*Record extracts*.
-- BEGIN --
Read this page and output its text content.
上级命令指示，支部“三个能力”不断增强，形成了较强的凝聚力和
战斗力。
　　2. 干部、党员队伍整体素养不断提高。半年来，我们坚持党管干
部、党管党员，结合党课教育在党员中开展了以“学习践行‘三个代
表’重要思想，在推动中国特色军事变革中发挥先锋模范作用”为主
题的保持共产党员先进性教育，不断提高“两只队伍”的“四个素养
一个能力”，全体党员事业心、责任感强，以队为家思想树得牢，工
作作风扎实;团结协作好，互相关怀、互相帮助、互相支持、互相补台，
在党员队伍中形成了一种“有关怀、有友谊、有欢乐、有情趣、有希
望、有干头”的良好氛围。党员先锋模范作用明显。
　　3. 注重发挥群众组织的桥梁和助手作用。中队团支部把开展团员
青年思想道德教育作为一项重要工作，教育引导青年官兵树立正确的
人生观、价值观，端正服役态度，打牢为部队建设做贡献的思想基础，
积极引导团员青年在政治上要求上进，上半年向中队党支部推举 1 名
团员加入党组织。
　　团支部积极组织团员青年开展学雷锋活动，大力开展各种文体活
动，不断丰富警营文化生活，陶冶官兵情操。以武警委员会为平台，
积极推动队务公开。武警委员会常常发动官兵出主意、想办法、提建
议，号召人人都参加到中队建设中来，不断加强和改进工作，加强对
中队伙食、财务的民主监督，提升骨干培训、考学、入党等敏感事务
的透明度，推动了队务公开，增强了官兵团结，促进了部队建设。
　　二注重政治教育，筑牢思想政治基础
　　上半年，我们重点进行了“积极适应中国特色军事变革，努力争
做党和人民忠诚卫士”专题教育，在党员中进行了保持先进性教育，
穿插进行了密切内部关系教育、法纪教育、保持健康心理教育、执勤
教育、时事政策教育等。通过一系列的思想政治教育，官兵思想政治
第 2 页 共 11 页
-- END --
-- BEGIN --
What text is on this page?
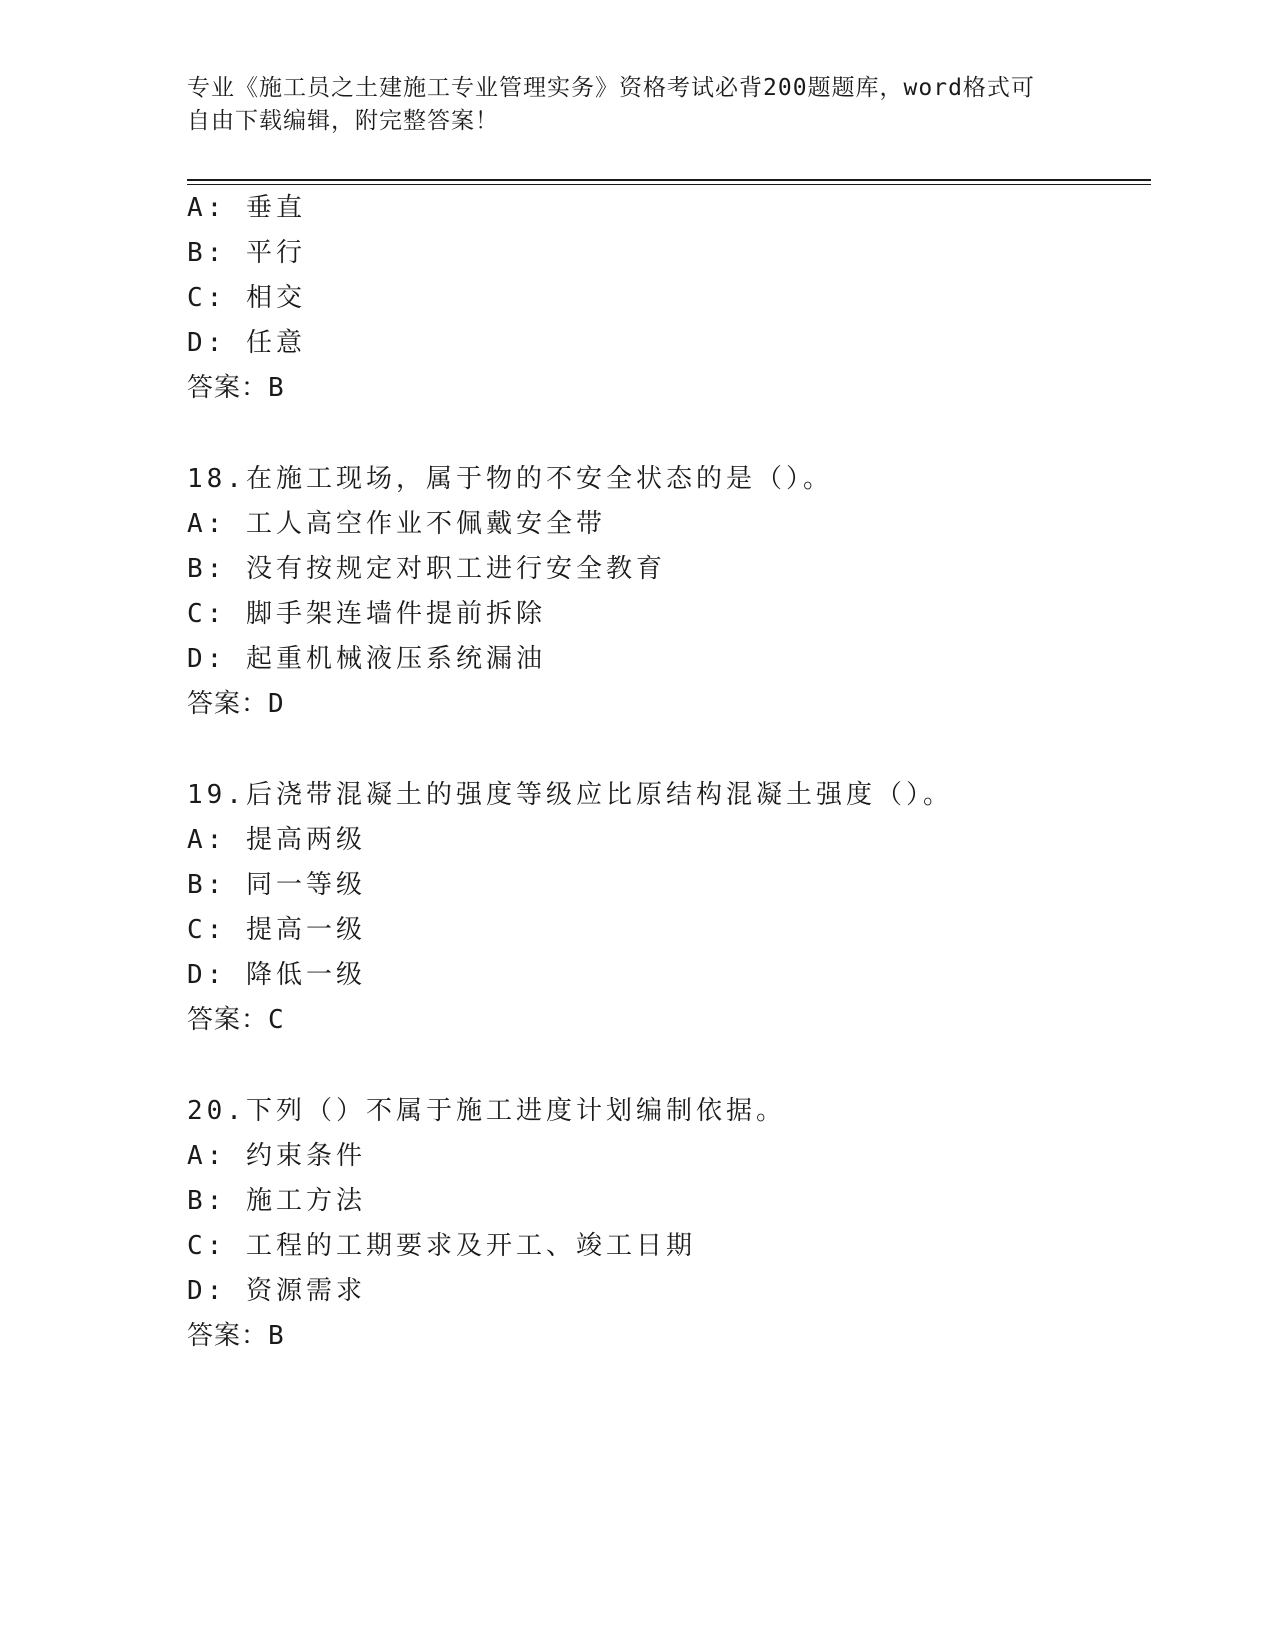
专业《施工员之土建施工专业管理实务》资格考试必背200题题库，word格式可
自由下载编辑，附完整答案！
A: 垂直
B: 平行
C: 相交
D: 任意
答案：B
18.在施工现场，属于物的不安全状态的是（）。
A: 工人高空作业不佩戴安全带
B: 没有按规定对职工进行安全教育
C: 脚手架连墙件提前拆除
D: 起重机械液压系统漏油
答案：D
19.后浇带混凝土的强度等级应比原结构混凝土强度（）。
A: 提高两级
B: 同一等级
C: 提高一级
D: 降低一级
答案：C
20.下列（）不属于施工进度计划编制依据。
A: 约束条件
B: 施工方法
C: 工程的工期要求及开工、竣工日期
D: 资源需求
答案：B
-- END --
*Work to do*. Copy down every line of the entries containing the word "page".

*Response below*.
Read this page and output its text content.
What text is on this page?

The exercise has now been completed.